REQUIREMENT
Quote every line below exactly and skip any picture.

MATERIAL SHOWN

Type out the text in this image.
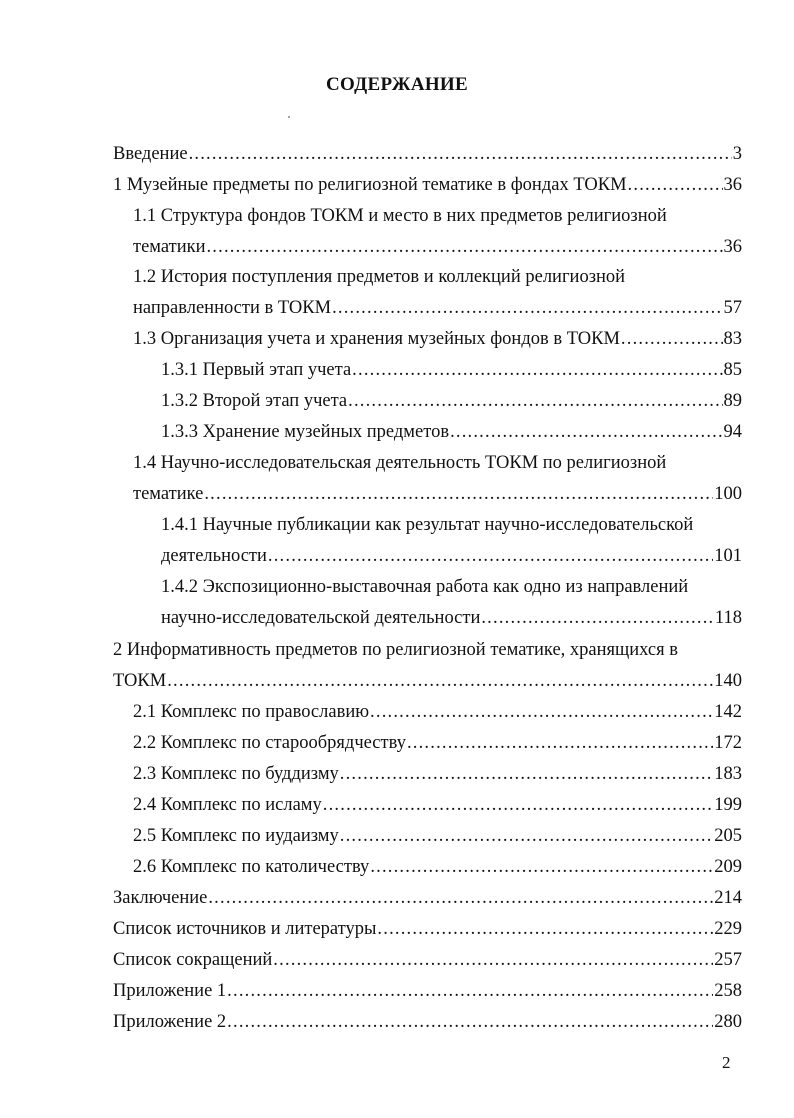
СОДЕРЖАНИЕ
Введение .....	3
1 Музейные предметы по религиозной тематике в фондах ТОКМ .....	36
1.1 Структура фондов ТОКМ и место в них предметов религиозной
тематики .....	36
1.2 История поступления предметов и коллекций религиозной
направленности в ТОКМ .....	57
1.3 Организация учета и хранения музейных фондов в ТОКМ .....	83
1.3.1 Первый этап учета .....	85
1.3.2 Второй этап учета .....	89
1.3.3 Хранение музейных предметов .....	94
1.4 Научно-исследовательская деятельность ТОКМ по религиозной
тематике .....	100
1.4.1 Научные публикации как результат научно-исследовательской
деятельности .....	101
1.4.2 Экспозиционно-выставочная работа как одно из направлений
научно-исследовательской деятельности .....	118
2 Информативность предметов по религиозной тематике, хранящихся в
ТОКМ .....	140
2.1 Комплекс по православию .....	142
2.2 Комплекс по старообрядчеству .....	172
2.3 Комплекс по буддизму .....	183
2.4 Комплекс по исламу .....	199
2.5 Комплекс по иудаизму .....	205
2.6 Комплекс по католичеству .....	209
Заключение .....	214
Список источников и литературы .....	229
Список сокращений .....	257
Приложение 1 .....	258
Приложение 2 .....	280
2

RESULT BELOW
Type out the text in this image.
СОДЕРЖАНИЕ
Введение .....	3
1 Музейные предметы по религиозной тематике в фондах ТОКМ .....	36
1.1 Структура фондов ТОКМ и место в них предметов религиозной
тематики .....	36
1.2 История поступления предметов и коллекций религиозной
направленности в ТОКМ .....	57
1.3 Организация учета и хранения музейных фондов в ТОКМ .....	83
1.3.1 Первый этап учета .....	85
1.3.2 Второй этап учета .....	89
1.3.3 Хранение музейных предметов .....	94
1.4 Научно-исследовательская деятельность ТОКМ по религиозной
тематике .....	100
1.4.1 Научные публикации как результат научно-исследовательской
деятельности .....	101
1.4.2 Экспозиционно-выставочная работа как одно из направлений
научно-исследовательской деятельности .....	118
2 Информативность предметов по религиозной тематике, хранящихся в
ТОКМ .....	140
2.1 Комплекс по православию .....	142
2.2 Комплекс по старообрядчеству .....	172
2.3 Комплекс по буддизму .....	183
2.4 Комплекс по исламу .....	199
2.5 Комплекс по иудаизму .....	205
2.6 Комплекс по католичеству .....	209
Заключение .....	214
Список источников и литературы .....	229
Список сокращений .....	257
Приложение 1 .....	258
Приложение 2 .....	280
2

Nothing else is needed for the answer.